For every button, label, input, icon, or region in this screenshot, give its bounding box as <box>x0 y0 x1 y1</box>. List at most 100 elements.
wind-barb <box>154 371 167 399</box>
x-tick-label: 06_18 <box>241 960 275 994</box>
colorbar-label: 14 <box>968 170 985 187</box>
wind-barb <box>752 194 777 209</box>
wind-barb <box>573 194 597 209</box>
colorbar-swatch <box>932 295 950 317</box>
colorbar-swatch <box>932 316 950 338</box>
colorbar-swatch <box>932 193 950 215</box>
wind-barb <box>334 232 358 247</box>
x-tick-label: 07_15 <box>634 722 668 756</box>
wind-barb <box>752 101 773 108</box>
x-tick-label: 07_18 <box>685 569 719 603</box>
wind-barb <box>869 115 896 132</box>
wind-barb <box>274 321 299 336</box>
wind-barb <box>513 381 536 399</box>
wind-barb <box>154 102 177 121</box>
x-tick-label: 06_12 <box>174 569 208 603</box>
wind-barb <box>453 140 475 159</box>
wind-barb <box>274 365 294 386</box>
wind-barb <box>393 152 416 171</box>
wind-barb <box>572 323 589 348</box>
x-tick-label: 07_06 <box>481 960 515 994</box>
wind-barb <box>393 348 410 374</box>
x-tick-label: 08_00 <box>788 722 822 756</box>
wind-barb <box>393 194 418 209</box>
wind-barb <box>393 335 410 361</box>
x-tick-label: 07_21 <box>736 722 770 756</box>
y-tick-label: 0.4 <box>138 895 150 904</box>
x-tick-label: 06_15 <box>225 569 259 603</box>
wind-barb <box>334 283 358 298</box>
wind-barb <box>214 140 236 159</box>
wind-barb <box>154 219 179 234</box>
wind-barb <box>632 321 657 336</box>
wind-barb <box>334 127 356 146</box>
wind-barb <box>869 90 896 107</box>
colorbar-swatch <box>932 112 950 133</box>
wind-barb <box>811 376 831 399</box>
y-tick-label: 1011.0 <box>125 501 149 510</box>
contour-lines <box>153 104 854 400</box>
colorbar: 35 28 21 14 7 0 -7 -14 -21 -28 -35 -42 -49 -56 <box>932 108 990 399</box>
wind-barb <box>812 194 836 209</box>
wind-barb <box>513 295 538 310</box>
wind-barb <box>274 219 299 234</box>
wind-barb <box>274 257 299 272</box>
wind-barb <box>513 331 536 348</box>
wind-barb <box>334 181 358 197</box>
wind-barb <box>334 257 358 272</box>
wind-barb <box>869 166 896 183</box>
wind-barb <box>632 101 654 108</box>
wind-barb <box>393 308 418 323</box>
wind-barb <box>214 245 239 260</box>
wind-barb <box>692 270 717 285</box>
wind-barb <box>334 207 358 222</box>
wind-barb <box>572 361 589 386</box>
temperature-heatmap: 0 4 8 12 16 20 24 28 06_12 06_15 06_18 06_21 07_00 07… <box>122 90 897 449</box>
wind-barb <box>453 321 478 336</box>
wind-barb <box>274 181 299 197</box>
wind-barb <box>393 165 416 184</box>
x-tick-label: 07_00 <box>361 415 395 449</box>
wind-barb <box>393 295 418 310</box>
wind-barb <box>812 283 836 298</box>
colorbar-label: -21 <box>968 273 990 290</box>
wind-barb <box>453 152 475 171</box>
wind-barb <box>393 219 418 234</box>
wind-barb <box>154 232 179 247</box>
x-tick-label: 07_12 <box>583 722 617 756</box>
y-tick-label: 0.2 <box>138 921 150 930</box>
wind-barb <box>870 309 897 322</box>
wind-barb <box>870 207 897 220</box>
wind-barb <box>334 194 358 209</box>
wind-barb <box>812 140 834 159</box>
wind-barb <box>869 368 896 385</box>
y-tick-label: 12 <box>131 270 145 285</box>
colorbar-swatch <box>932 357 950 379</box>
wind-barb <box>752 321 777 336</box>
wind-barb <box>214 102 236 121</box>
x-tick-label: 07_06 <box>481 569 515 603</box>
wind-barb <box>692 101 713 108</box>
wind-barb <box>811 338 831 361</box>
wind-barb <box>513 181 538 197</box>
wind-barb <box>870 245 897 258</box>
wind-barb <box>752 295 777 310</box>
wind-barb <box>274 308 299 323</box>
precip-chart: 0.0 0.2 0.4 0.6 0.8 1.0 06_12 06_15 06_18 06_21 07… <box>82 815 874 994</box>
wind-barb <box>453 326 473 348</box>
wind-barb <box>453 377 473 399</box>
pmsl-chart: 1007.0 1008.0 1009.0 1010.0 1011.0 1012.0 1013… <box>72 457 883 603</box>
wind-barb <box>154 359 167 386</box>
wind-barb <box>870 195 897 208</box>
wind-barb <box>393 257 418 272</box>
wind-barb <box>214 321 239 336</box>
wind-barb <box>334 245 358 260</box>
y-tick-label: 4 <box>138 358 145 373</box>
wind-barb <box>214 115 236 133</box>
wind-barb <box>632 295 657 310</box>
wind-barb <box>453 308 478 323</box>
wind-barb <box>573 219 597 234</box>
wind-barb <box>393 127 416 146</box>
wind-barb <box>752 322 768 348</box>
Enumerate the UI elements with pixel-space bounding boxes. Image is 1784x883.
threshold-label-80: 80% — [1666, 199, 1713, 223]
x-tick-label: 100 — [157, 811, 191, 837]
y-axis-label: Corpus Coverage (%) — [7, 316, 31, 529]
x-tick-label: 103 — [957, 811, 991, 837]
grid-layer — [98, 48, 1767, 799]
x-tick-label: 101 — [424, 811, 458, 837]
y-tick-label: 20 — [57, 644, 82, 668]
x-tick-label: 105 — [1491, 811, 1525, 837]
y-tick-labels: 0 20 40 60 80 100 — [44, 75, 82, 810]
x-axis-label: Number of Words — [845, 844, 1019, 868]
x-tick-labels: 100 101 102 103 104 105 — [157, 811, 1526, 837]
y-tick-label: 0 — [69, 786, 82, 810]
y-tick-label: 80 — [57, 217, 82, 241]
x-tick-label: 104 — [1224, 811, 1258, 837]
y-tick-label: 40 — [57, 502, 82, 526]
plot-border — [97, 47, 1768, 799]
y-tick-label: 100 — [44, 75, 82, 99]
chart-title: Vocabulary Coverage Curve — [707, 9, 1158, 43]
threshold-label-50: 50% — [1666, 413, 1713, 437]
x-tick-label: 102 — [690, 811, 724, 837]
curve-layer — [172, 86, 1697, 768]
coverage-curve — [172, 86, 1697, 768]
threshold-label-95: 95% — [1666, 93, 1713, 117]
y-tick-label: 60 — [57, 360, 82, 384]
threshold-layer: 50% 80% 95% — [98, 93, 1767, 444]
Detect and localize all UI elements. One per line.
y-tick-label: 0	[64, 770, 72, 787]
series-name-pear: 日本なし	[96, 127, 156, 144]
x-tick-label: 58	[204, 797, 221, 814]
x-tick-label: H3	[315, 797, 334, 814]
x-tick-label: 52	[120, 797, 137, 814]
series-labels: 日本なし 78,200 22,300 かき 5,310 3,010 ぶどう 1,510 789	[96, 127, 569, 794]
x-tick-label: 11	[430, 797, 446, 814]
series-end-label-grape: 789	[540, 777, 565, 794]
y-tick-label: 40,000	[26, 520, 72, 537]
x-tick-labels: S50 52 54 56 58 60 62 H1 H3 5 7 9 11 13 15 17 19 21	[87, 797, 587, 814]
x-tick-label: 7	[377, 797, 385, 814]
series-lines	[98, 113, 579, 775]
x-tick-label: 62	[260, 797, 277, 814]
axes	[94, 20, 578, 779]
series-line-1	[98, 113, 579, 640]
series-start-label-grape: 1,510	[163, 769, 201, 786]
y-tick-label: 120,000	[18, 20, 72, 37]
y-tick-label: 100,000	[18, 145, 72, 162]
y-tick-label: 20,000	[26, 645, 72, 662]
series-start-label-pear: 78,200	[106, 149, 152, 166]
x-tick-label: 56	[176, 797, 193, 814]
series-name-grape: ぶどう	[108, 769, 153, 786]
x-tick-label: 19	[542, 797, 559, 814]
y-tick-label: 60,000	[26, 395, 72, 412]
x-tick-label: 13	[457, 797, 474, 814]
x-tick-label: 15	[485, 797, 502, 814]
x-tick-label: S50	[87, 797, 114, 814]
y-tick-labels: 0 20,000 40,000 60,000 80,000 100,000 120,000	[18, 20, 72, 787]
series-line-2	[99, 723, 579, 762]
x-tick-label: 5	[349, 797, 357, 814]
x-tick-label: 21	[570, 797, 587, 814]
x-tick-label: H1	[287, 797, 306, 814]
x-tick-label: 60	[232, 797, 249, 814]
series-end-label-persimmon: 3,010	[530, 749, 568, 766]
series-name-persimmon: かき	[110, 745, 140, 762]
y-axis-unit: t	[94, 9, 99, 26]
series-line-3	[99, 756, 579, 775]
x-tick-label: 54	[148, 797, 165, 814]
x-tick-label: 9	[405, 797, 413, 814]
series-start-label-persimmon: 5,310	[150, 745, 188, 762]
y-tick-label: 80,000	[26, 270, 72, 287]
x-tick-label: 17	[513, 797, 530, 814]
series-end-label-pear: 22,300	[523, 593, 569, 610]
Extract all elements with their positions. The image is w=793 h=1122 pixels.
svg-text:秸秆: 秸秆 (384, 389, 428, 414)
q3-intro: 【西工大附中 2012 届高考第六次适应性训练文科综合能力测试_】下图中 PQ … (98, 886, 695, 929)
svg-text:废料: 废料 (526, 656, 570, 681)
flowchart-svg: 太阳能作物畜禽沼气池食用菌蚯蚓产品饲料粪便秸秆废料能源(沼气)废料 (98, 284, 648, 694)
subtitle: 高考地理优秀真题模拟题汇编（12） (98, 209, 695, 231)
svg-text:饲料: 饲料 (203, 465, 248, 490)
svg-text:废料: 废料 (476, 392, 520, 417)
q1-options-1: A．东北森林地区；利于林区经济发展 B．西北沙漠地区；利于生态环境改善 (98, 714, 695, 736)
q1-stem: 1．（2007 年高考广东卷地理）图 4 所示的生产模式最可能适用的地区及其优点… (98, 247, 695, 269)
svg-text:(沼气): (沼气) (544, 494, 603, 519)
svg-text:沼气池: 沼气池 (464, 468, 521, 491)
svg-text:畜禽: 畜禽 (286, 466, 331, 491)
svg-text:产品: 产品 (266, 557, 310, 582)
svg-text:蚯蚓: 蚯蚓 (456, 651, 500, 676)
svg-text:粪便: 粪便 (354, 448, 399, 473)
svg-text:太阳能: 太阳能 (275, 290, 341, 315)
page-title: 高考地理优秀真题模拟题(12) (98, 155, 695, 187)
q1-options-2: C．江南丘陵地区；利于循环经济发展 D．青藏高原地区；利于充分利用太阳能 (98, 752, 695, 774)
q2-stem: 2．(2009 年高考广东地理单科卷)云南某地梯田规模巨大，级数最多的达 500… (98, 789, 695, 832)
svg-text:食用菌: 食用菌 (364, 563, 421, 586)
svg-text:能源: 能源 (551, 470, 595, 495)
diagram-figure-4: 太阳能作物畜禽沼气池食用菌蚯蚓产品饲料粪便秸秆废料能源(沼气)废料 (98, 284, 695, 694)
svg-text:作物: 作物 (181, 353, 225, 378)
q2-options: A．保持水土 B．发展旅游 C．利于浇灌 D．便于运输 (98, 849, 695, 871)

· · · · ·

> TASK TO COMPLETE
Lay out the records, from the first line through the line with "wind-barb <box>513 381 536 399</box>", as a Markdown table with the columns Row and Line. Put each line number under Row and each line under Line, and leave out blank lines.

> SOLUTION TO THIS EXERCISE
| Row | Line |
|---|---|
| 1 | For every button, label, input, icon, or region in this screenshot, give its bounding box as <box>x0 y0 x1 y1</box>. List at most 100 elements. |
| 2 | wind-barb <box>154 371 167 399</box> |
| 3 | x-tick-label: 06_18 <box>241 960 275 994</box> |
| 4 | colorbar-label: 14 <box>968 170 985 187</box> |
| 5 | wind-barb <box>752 194 777 209</box> |
| 6 | wind-barb <box>573 194 597 209</box> |
| 7 | colorbar-swatch <box>932 295 950 317</box> |
| 8 | colorbar-swatch <box>932 316 950 338</box> |
| 9 | colorbar-swatch <box>932 193 950 215</box> |
| 10 | wind-barb <box>334 232 358 247</box> |
| 11 | x-tick-label: 07_15 <box>634 722 668 756</box> |
| 12 | wind-barb <box>752 101 773 108</box> |
| 13 | x-tick-label: 07_18 <box>685 569 719 603</box> |
| 14 | wind-barb <box>869 115 896 132</box> |
| 15 | wind-barb <box>274 321 299 336</box> |
| 16 | wind-barb <box>513 381 536 399</box> |